[Stored items from a collection]
◇ ◇ ◇

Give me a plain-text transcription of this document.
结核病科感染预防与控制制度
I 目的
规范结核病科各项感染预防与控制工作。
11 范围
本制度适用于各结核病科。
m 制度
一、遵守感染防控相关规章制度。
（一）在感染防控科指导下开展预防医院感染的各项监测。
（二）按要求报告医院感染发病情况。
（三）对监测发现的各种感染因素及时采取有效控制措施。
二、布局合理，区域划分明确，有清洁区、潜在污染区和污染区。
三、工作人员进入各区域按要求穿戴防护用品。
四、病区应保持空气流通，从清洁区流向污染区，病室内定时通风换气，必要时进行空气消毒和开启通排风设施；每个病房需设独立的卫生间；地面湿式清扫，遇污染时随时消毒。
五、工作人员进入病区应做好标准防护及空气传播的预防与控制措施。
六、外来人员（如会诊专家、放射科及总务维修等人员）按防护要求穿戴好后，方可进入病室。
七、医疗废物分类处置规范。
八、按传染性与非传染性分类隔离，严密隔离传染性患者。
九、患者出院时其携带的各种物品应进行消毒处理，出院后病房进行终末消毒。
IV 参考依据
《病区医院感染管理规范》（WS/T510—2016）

◇ ◇ ◇

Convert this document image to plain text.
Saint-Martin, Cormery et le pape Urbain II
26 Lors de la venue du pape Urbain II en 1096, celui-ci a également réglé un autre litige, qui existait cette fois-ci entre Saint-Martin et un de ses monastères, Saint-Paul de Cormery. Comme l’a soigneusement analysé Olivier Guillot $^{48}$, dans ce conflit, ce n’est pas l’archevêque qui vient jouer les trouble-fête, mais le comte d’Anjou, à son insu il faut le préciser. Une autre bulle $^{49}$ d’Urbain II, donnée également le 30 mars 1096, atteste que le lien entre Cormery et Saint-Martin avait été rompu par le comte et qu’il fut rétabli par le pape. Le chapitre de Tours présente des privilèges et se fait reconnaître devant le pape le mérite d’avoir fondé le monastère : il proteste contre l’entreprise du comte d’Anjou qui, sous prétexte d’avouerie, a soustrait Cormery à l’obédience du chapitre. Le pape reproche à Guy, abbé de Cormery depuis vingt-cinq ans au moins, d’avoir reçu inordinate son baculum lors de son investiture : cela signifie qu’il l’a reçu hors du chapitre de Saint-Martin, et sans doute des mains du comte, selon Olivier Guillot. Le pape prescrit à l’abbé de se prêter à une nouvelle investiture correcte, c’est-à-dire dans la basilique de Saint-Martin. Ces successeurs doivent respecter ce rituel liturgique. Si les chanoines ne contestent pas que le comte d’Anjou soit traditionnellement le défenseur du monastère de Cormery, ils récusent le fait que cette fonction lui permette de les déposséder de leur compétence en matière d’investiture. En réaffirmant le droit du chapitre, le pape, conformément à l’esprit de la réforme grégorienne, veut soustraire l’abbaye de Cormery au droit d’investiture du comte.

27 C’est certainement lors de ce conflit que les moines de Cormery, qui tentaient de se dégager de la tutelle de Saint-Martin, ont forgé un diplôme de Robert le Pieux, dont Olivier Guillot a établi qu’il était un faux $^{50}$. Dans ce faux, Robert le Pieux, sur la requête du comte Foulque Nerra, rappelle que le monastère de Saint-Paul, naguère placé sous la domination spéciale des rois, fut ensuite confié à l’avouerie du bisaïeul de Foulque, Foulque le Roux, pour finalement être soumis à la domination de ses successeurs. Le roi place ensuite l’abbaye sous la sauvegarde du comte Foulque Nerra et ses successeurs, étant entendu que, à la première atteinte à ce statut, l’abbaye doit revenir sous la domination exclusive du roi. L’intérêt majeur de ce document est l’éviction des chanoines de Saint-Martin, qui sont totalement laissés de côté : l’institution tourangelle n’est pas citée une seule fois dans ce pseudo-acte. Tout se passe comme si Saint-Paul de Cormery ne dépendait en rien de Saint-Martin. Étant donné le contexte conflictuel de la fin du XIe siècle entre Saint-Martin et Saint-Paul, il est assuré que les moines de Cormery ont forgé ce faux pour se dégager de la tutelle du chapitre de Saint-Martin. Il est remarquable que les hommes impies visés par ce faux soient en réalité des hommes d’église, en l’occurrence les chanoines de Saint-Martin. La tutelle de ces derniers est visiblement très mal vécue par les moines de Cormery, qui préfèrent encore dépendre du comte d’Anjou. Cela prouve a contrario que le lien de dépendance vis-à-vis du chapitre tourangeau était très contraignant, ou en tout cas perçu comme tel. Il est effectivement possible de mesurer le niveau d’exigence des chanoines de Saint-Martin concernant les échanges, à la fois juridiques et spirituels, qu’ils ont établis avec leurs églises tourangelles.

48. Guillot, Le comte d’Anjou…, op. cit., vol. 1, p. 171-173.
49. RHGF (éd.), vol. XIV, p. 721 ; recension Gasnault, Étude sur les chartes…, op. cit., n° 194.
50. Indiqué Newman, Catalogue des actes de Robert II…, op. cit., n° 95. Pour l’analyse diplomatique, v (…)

◇ ◇ ◇

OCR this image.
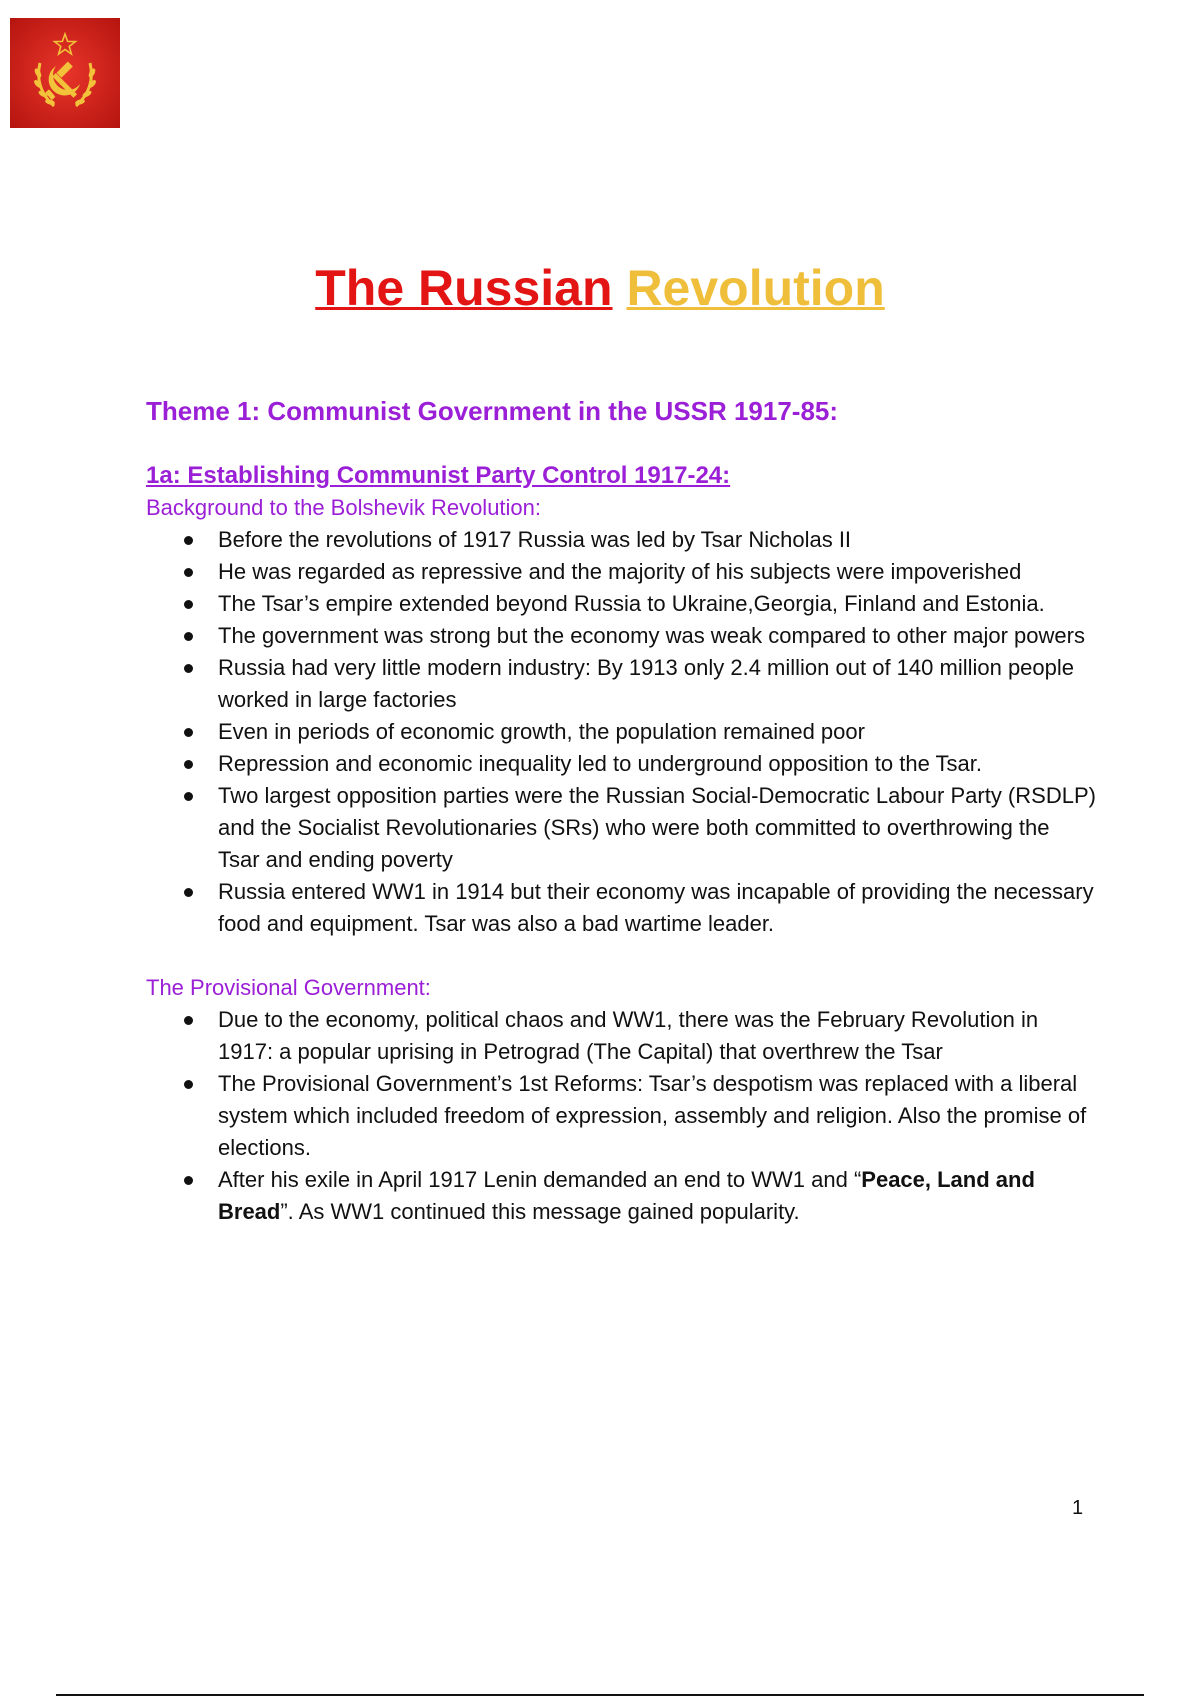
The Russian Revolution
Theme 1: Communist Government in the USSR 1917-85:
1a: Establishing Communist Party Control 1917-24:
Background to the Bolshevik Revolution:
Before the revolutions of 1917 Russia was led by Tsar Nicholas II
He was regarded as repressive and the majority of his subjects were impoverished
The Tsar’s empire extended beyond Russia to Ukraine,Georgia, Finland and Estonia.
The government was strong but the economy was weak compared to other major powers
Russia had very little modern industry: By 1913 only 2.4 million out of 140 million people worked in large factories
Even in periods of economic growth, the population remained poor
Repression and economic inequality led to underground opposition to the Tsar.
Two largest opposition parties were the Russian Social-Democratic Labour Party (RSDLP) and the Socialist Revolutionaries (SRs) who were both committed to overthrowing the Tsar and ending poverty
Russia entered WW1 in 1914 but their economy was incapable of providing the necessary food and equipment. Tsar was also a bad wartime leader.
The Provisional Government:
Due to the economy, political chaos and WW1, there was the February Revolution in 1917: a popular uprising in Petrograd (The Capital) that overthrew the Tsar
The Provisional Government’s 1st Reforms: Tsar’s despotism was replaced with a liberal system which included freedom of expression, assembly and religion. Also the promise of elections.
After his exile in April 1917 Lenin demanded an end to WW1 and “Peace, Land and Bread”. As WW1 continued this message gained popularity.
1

◇ ◇ ◇

- GOAL OF THE EXERCISE
Identify and list each line with the word "opposition".

- FINAL RESULT
Repression and economic inequality led to underground opposition to the Tsar.
Two largest opposition parties were the Russian Social-Democratic Labour Party (RSDLP) and the Socialist Revolutionaries (SRs) who were both committed to overthrowing the Tsar and ending poverty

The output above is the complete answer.